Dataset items

□ □ □ □ □

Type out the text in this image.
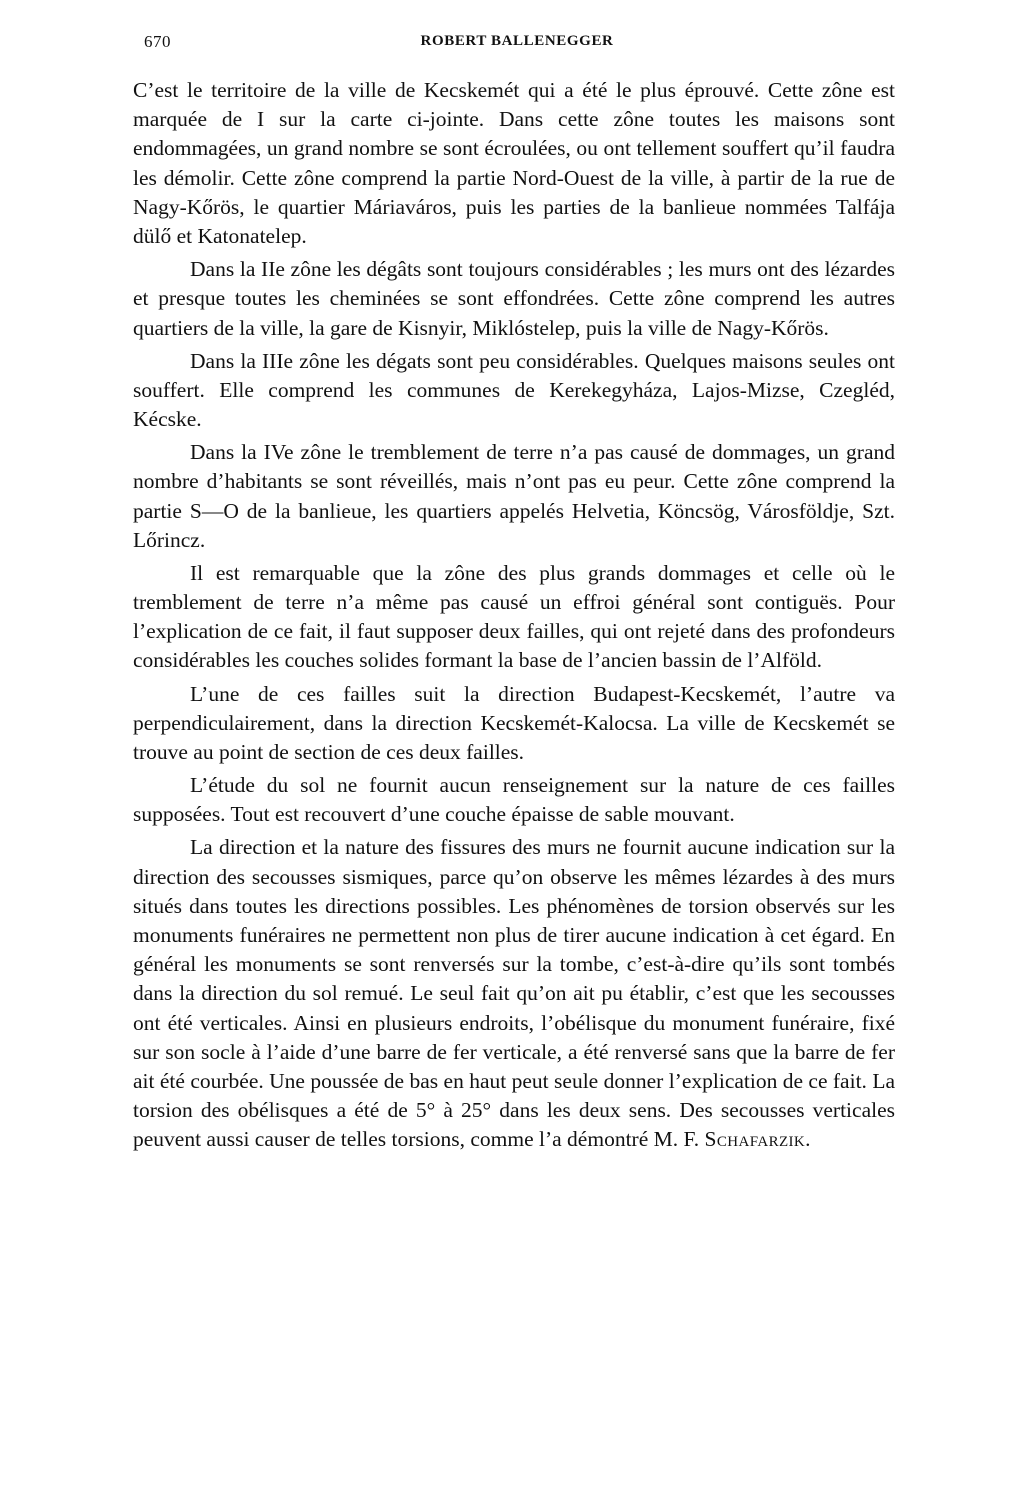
670	ROBERT BALLENEGGER

C’est le territoire de la ville de Kecskemét qui a été le plus éprouvé. Cette zône est marquée de I sur la carte ci-jointe. Dans cette zône toutes les maisons sont endommagées, un grand nombre se sont écroulées, ou ont tellement souffert qu’il faudra les démolir. Cette zône comprend la partie Nord-Ouest de la ville, à partir de la rue de Nagy-Kőrös, le quartier Máriaváros, puis les parties de la banlieue nommées Talfája dülő et Katonatelep.

Dans la IIe zône les dégâts sont toujours considérables ; les murs ont des lézardes et presque toutes les cheminées se sont effondrées. Cette zône comprend les autres quartiers de la ville, la gare de Kisnyir, Miklóstelep, puis la ville de Nagy-Kőrös.

Dans la IIIe zône les dégats sont peu considérables. Quelques maisons seules ont souffert. Elle comprend les communes de Kerekegyháza, Lajos-Mizse, Czegléd, Kécske.

Dans la IVe zône le tremblement de terre n’a pas causé de dommages, un grand nombre d’habitants se sont réveillés, mais n’ont pas eu peur. Cette zône comprend la partie S—O de la banlieue, les quartiers appelés Helvetia, Köncsög, Városföldje, Szt. Lőrincz.

Il est remarquable que la zône des plus grands dommages et celle où le tremblement de terre n’a même pas causé un effroi général sont contiguës. Pour l’explication de ce fait, il faut supposer deux failles, qui ont rejeté dans des profondeurs considérables les couches solides formant la base de l’ancien bassin de l’Alföld.

L’une de ces failles suit la direction Budapest-Kecskemét, l’autre va perpendiculairement, dans la direction Kecskemét-Kalocsa. La ville de Kecskemét se trouve au point de section de ces deux failles.

L’étude du sol ne fournit aucun renseignement sur la nature de ces failles supposées. Tout est recouvert d’une couche épaisse de sable mouvant.

La direction et la nature des fissures des murs ne fournit aucune indication sur la direction des secousses sismiques, parce qu’on observe les mêmes lézardes à des murs situés dans toutes les directions possibles. Les phénomènes de torsion observés sur les monuments funéraires ne permettent non plus de tirer aucune indication à cet égard. En général les monuments se sont renversés sur la tombe, c’est-à-dire qu’ils sont tombés dans la direction du sol remué. Le seul fait qu’on ait pu établir, c’est que les secousses ont été verticales. Ainsi en plusieurs endroits, l’obélisque du monument funéraire, fixé sur son socle à l’aide d’une barre de fer verticale, a été renversé sans que la barre de fer ait été courbée. Une poussée de bas en haut peut seule donner l’explication de ce fait. La torsion des obélisques a été de 5° à 25° dans les deux sens. Des secousses verticales peuvent aussi causer de telles torsions, comme l’a démontré M. F. Schafarzik.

□ □ □ □ □

To be done: Locate the lines above that hold the word "maisons". Show every one of them.

Completed exercise:
C’est le territoire de la ville de Kecskemét qui a été le plus éprouvé. Cette zône est marquée de I sur la carte ci-jointe. Dans cette zône toutes les maisons sont endommagées, un grand nombre se sont écroulées, ou ont tellement souffert qu’il faudra les démolir. Cette zône comprend la partie Nord-Ouest de la ville, à partir de la rue de Nagy-Kőrös, le quartier Máriaváros, puis les parties de la banlieue nommées Talfája dülő et Katonatelep.
Dans la IIIe zône les dégats sont peu considérables. Quelques maisons seules ont souffert. Elle comprend les communes de Kerekegyháza, Lajos-Mizse, Czegléd, Kécske.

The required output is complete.